» Short exercise
For the entries that follow, tally the lines holding the string "нормативных". Give the total and nothing else.

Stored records
==*==

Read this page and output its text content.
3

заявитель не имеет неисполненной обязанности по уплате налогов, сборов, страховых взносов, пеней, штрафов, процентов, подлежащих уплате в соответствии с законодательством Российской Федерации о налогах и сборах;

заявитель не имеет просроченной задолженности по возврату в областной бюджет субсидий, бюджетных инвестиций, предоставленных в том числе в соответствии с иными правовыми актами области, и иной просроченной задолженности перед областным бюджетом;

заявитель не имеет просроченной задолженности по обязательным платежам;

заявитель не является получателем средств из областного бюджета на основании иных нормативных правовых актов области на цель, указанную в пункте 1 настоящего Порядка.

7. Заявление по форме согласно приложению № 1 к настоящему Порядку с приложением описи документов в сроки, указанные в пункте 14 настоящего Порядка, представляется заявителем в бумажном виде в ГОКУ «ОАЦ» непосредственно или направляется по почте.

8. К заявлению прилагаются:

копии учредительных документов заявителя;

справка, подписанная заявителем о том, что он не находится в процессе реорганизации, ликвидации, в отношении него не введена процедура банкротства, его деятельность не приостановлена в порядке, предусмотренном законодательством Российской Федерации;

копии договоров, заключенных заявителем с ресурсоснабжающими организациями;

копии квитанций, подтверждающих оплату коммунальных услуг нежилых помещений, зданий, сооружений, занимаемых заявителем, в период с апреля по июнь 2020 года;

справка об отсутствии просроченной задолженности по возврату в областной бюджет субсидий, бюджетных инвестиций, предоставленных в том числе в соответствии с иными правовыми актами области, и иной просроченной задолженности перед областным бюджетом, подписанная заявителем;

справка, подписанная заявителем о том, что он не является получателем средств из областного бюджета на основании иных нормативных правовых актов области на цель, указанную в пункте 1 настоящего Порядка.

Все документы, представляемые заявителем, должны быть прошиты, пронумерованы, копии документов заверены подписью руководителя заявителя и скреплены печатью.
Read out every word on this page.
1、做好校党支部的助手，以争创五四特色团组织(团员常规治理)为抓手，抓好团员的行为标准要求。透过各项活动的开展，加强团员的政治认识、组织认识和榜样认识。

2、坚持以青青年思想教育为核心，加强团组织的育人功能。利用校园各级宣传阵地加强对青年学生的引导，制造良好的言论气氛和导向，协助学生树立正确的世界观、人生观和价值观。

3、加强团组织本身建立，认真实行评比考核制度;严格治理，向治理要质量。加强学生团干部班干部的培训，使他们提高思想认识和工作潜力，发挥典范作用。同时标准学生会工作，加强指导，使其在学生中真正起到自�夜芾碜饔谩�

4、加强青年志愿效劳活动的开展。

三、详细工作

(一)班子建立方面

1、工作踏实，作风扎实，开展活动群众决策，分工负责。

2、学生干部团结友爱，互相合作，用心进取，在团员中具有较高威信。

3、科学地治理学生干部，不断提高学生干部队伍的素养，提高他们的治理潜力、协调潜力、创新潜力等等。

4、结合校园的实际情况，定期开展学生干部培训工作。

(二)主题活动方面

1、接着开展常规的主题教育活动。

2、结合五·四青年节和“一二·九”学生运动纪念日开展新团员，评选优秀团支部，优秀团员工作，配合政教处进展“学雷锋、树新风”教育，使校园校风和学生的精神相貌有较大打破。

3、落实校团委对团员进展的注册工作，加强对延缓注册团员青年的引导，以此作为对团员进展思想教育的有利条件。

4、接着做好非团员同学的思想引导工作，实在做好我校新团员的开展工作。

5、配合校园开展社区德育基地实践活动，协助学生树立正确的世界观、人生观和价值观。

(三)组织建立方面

==*==

» Solution below
2